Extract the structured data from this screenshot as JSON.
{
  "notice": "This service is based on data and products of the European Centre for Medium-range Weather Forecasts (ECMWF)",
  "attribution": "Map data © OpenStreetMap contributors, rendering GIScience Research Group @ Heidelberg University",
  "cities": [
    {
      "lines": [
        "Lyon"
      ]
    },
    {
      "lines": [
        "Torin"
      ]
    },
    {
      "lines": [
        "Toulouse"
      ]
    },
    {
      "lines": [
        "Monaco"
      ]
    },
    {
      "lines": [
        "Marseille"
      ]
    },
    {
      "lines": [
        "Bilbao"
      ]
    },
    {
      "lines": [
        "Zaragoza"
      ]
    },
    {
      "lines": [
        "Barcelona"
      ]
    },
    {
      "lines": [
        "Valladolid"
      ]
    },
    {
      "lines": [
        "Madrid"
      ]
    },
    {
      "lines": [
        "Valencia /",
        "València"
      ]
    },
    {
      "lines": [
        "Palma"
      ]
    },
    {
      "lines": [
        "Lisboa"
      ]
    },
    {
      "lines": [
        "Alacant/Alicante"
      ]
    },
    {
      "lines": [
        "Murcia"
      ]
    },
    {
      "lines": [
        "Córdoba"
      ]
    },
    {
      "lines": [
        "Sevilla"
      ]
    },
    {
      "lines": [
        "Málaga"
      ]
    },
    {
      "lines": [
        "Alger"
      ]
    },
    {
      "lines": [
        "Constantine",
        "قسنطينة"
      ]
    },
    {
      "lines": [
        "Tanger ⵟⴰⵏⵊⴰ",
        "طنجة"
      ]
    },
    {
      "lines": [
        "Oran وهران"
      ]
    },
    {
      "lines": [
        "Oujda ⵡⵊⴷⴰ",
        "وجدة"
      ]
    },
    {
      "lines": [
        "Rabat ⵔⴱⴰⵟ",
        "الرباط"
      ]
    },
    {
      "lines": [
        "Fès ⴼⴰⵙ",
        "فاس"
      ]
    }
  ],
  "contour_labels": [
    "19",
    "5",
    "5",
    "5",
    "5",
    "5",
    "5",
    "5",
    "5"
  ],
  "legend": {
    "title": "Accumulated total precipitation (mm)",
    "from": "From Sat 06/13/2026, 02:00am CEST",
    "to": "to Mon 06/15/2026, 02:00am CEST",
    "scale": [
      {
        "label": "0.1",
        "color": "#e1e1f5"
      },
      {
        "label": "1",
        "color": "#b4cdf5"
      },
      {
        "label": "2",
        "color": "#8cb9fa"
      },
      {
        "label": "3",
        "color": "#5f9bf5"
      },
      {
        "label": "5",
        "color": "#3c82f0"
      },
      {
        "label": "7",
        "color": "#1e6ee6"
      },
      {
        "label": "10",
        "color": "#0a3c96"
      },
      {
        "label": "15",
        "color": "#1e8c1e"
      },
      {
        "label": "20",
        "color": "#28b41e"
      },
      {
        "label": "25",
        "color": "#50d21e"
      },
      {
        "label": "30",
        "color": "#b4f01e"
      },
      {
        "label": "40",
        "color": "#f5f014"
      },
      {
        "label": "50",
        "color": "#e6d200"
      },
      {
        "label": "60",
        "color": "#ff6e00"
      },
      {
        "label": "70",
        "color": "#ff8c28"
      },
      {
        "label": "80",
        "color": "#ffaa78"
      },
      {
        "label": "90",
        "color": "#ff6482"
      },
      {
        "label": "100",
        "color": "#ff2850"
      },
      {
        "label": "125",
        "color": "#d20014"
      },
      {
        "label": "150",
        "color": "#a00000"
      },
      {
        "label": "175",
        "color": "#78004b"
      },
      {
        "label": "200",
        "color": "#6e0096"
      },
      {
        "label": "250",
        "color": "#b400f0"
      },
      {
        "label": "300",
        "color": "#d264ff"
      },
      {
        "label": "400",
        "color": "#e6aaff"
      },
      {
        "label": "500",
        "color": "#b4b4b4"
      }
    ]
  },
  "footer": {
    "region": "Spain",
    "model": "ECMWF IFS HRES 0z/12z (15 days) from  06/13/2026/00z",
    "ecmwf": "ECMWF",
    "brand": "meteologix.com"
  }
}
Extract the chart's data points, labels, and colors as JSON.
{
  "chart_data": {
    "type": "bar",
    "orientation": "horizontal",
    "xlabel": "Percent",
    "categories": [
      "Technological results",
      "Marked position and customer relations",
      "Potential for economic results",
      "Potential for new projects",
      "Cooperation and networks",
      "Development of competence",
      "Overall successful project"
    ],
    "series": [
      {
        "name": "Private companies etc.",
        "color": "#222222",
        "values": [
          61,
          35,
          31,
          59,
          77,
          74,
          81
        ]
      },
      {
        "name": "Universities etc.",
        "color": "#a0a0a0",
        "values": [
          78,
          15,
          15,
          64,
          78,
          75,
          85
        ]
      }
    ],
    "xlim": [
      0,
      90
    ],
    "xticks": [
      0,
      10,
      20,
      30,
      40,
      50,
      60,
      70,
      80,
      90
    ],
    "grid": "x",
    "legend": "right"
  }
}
____
**Short problem**
Output the records verbatim, from the first line to the last.

**In response**
Extract the structured data from this screenshot as JSON.
{
  "notice": "This service is based on data and products of the European Centre for Medium-range Weather Forecasts (ECMWF)",
  "attribution": "Map data © OpenStreetMap contributors, rendering GIScience Research Group @ Heidelberg University",
  "cities": [
    {
      "lines": [
        "Lyon"
      ]
    },
    {
      "lines": [
        "Torin"
      ]
    },
    {
      "lines": [
        "Toulouse"
      ]
    },
    {
      "lines": [
        "Monaco"
      ]
    },
    {
      "lines": [
        "Marseille"
      ]
    },
    {
      "lines": [
        "Bilbao"
      ]
    },
    {
      "lines": [
        "Zaragoza"
      ]
    },
    {
      "lines": [
        "Barcelona"
      ]
    },
    {
      "lines": [
        "Valladolid"
      ]
    },
    {
      "lines": [
        "Madrid"
      ]
    },
    {
      "lines": [
        "Valencia /",
        "València"
      ]
    },
    {
      "lines": [
        "Palma"
      ]
    },
    {
      "lines": [
        "Lisboa"
      ]
    },
    {
      "lines": [
        "Alacant/Alicante"
      ]
    },
    {
      "lines": [
        "Murcia"
      ]
    },
    {
      "lines": [
        "Córdoba"
      ]
    },
    {
      "lines": [
        "Sevilla"
      ]
    },
    {
      "lines": [
        "Málaga"
      ]
    },
    {
      "lines": [
        "Alger"
      ]
    },
    {
      "lines": [
        "Constantine",
        "قسنطينة"
      ]
    },
    {
      "lines": [
        "Tanger ⵟⴰⵏⵊⴰ",
        "طنجة"
      ]
    },
    {
      "lines": [
        "Oran وهران"
      ]
    },
    {
      "lines": [
        "Oujda ⵡⵊⴷⴰ",
        "وجدة"
      ]
    },
    {
      "lines": [
        "Rabat ⵔⴱⴰⵟ",
        "الرباط"
      ]
    },
    {
      "lines": [
        "Fès ⴼⴰⵙ",
        "فاس"
      ]
    }
  ],
  "contour_labels": [
    "19",
    "5",
    "5",
    "5",
    "5",
    "5",
    "5",
    "5",
    "5"
  ],
  "legend": {
    "title": "Accumulated total precipitation (mm)",
    "from": "From Sat 06/13/2026, 02:00am CEST",
    "to": "to Mon 06/15/2026, 02:00am CEST",
    "scale": [
      {
        "label": "0.1",
        "color": "#e1e1f5"
      },
      {
        "label": "1",
        "color": "#b4cdf5"
      },
      {
        "label": "2",
        "color": "#8cb9fa"
      },
      {
        "label": "3",
        "color": "#5f9bf5"
      },
      {
        "label": "5",
        "color": "#3c82f0"
      },
      {
        "label": "7",
        "color": "#1e6ee6"
      },
      {
        "label": "10",
        "color": "#0a3c96"
      },
      {
        "label": "15",
        "color": "#1e8c1e"
      },
      {
        "label": "20",
        "color": "#28b41e"
      },
      {
        "label": "25",
        "color": "#50d21e"
      },
      {
        "label": "30",
        "color": "#b4f01e"
      },
      {
        "label": "40",
        "color": "#f5f014"
      },
      {
        "label": "50",
        "color": "#e6d200"
      },
      {
        "label": "60",
        "color": "#ff6e00"
      },
      {
        "label": "70",
        "color": "#ff8c28"
      },
      {
        "label": "80",
        "color": "#ffaa78"
      },
      {
        "label": "90",
        "color": "#ff6482"
      },
      {
        "label": "100",
        "color": "#ff2850"
      },
      {
        "label": "125",
        "color": "#d20014"
      },
      {
        "label": "150",
        "color": "#a00000"
      },
      {
        "label": "175",
        "color": "#78004b"
      },
      {
        "label": "200",
        "color": "#6e0096"
      },
      {
        "label": "250",
        "color": "#b400f0"
      },
      {
        "label": "300",
        "color": "#d264ff"
      },
      {
        "label": "400",
        "color": "#e6aaff"
      },
      {
        "label": "500",
        "color": "#b4b4b4"
      }
    ]
  },
  "footer": {
    "region": "Spain",
    "model": "ECMWF IFS HRES 0z/12z (15 days) from  06/13/2026/00z",
    "ecmwf": "ECMWF",
    "brand": "meteologix.com"
  }
}
Extract the chart's data points, labels, and colors as JSON.
{
  "chart_data": {
    "type": "bar",
    "orientation": "horizontal",
    "xlabel": "Percent",
    "categories": [
      "Technological results",
      "Marked position and customer relations",
      "Potential for economic results",
      "Potential for new projects",
      "Cooperation and networks",
      "Development of competence",
      "Overall successful project"
    ],
    "series": [
      {
        "name": "Private companies etc.",
        "color": "#222222",
        "values": [
          61,
          35,
          31,
          59,
          77,
          74,
          81
        ]
      },
      {
        "name": "Universities etc.",
        "color": "#a0a0a0",
        "values": [
          78,
          15,
          15,
          64,
          78,
          75,
          85
        ]
      }
    ],
    "xlim": [
      0,
      90
    ],
    "xticks": [
      0,
      10,
      20,
      30,
      40,
      50,
      60,
      70,
      80,
      90
    ],
    "grid": "x",
    "legend": "right"
  }
}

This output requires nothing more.